Email: rachelkramerbussel at


Lusty Lady

Watch me talk about my debut as an author, Sex & Cupcakes: A Juicy Collection of Essays, in this Q&A with my publisher Thought Catalog Books

Friday, May 20, 2016

Weekend writing inspiration from me

I'm thrilled to report that my latest LitReactor writing class, which began this week, sold out - thank you for spreading the word if you did, or just reading my posts about it. I'll share when I'm teaching there again in 2017; I have a lot on my plate the rest of the year and won't have the time to devote to it again in 2016, but I'm cooking up other offerings and also do private erotica writing consulting. One of the most interesting things is hearing about how those in the class came to hear about it and decided to sign up. That's private, but for me it's always eye-opening, when someone takes that leap and opts to devote themselves to whatever it is they're passionate about.
****************************************
→ **Task list**:
- 1) From the blog post, output the passage between "Friday, May 20, 2016" and "they're passionate about.", inclusive.
- 2) Name the three titles that appear in the blog post: the blog's name, the book's title, and the post's headline.
- 3) Answer these questions from the blog post:
(a) Which company published Sex & Cupcakes?
(b) When did the latest LitReactor writing class begin?
(c) In what year does the author plan to teach at LitReactor again?

→ **Data**:
****************************************
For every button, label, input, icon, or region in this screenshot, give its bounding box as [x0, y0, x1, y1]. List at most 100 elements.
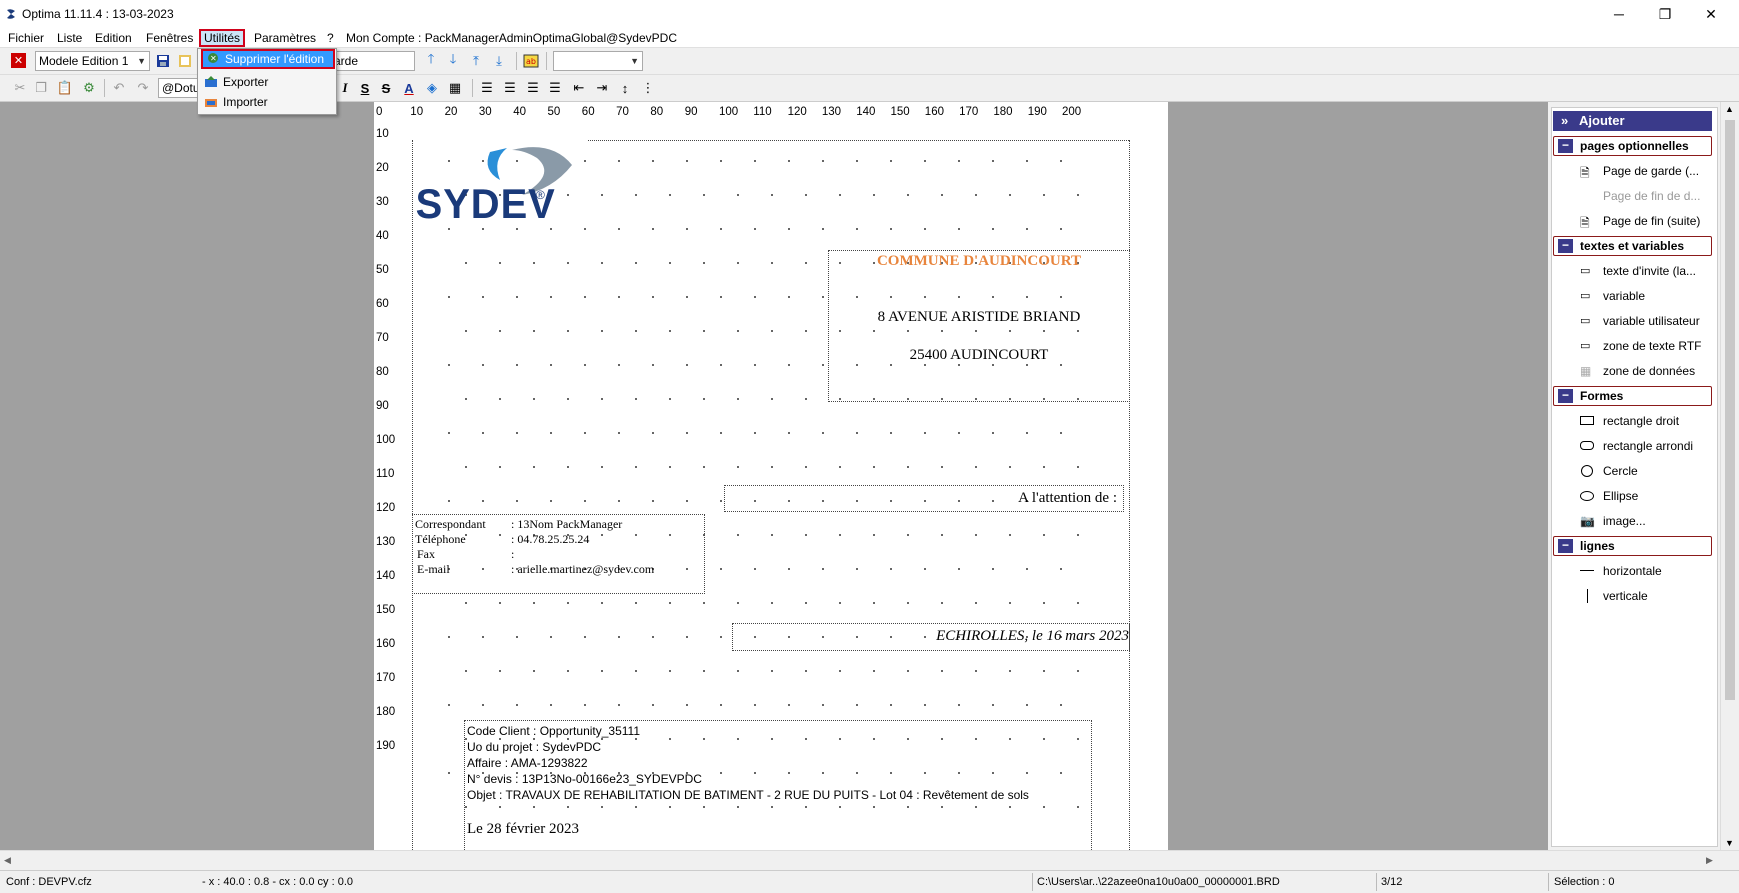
****************************************
→ **Exercise solutions**:
- 1)
Friday, May 20, 2016

Weekend writing inspiration from me

I'm thrilled to report that my latest LitReactor writing class, which began this week, sold out - thank you for spreading the word if you did, or just reading my posts about it. I'll share when I'm teaching there again in 2017; I have a lot on my plate the rest of the year and won't have the time to devote to it again in 2016, but I'm cooking up other offerings and also do private erotica writing consulting. One of the most interesting things is hearing about how those in the class came to hear about it and decided to sign up. That's private, but for me it's always eye-opening, when someone takes that leap and opts to devote themselves to whatever it is they're passionate about.

- 2)
Blog name: Lusty Lady
Book title: Sex & Cupcakes: A Juicy Collection of Essays
Post headline: Weekend writing inspiration from me

- 3)
(a) Thought Catalog Books
(b) The week of the post, which is dated Friday, May 20, 2016.
(c) 2017